• TASK DIRECTIONS
Each line containing the word "节假日除外" must be reported.
— begin EXERCISE DATA —
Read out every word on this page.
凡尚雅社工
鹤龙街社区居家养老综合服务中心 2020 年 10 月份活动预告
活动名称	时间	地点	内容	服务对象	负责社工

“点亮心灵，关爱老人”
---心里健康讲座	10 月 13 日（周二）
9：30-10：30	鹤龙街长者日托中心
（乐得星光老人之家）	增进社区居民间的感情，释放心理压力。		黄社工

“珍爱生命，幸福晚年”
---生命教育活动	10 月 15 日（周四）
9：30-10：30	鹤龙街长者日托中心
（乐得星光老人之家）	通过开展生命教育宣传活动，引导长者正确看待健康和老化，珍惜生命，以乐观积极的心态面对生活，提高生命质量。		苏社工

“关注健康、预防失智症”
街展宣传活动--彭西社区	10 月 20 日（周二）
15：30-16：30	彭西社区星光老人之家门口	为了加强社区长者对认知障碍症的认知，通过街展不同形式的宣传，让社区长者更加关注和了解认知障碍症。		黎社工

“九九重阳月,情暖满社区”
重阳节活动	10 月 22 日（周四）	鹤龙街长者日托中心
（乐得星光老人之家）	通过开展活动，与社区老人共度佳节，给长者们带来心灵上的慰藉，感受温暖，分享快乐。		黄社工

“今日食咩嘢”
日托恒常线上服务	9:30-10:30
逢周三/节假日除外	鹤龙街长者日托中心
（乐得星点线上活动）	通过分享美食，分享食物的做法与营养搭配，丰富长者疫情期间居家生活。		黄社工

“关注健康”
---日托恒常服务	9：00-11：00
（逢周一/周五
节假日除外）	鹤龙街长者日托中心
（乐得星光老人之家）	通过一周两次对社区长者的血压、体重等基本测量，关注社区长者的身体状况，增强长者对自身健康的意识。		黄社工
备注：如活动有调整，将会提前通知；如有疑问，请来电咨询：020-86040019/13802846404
— end EXERCISE DATA —
— begin EXERCISE DATA —
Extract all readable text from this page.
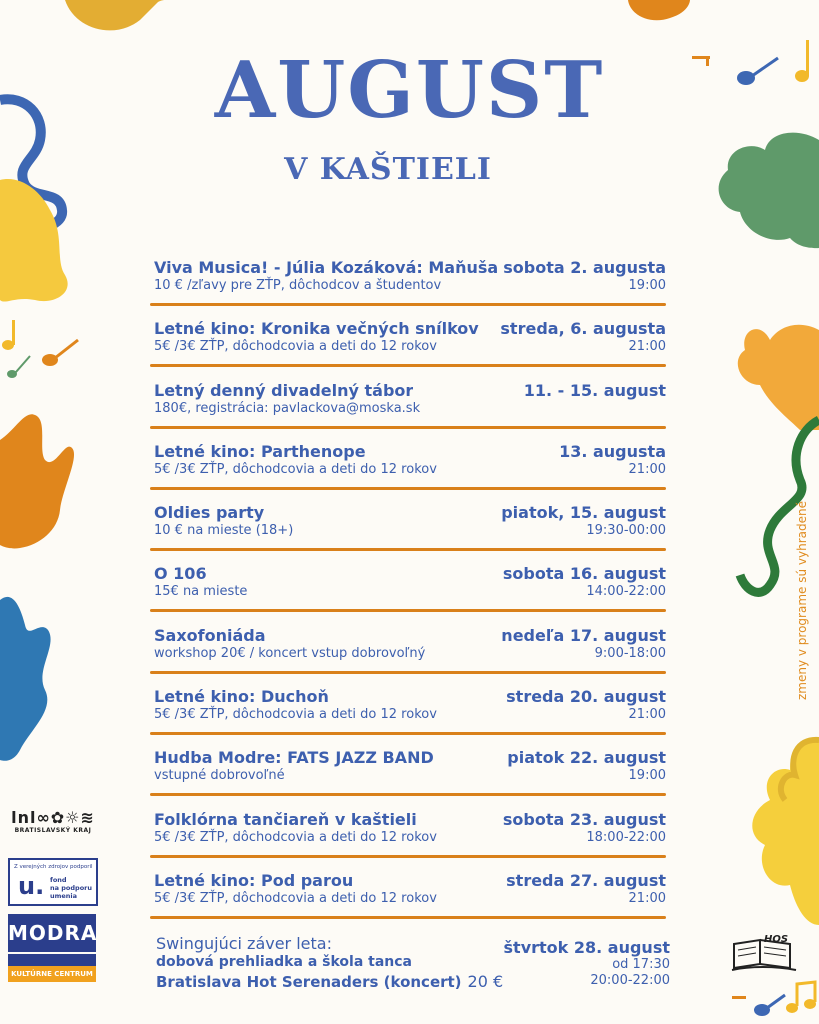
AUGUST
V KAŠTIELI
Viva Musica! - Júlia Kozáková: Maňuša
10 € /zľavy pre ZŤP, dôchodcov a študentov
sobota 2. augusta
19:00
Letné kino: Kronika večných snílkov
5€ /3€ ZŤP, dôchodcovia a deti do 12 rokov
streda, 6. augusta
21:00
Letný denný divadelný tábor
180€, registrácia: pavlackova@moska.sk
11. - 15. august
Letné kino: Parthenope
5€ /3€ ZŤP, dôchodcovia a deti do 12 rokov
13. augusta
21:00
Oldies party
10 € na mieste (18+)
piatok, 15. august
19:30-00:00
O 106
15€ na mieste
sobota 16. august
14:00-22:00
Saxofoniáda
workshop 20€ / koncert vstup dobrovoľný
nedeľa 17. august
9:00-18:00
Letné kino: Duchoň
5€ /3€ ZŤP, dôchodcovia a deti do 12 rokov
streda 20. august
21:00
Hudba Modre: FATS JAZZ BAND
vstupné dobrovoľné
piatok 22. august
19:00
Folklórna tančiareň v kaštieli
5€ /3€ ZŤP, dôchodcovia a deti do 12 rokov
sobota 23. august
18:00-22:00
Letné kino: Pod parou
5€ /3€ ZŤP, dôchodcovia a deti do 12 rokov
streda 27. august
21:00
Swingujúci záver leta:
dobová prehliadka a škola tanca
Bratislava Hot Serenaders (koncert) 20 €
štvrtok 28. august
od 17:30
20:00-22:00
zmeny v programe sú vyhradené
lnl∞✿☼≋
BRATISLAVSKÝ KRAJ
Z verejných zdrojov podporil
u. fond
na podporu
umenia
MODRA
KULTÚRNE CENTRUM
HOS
— end EXERCISE DATA —
• TASK ANSWER
逢周三/节假日除外	鹤龙街长者日托中心
节假日除外）	鹤龙街长者日托中心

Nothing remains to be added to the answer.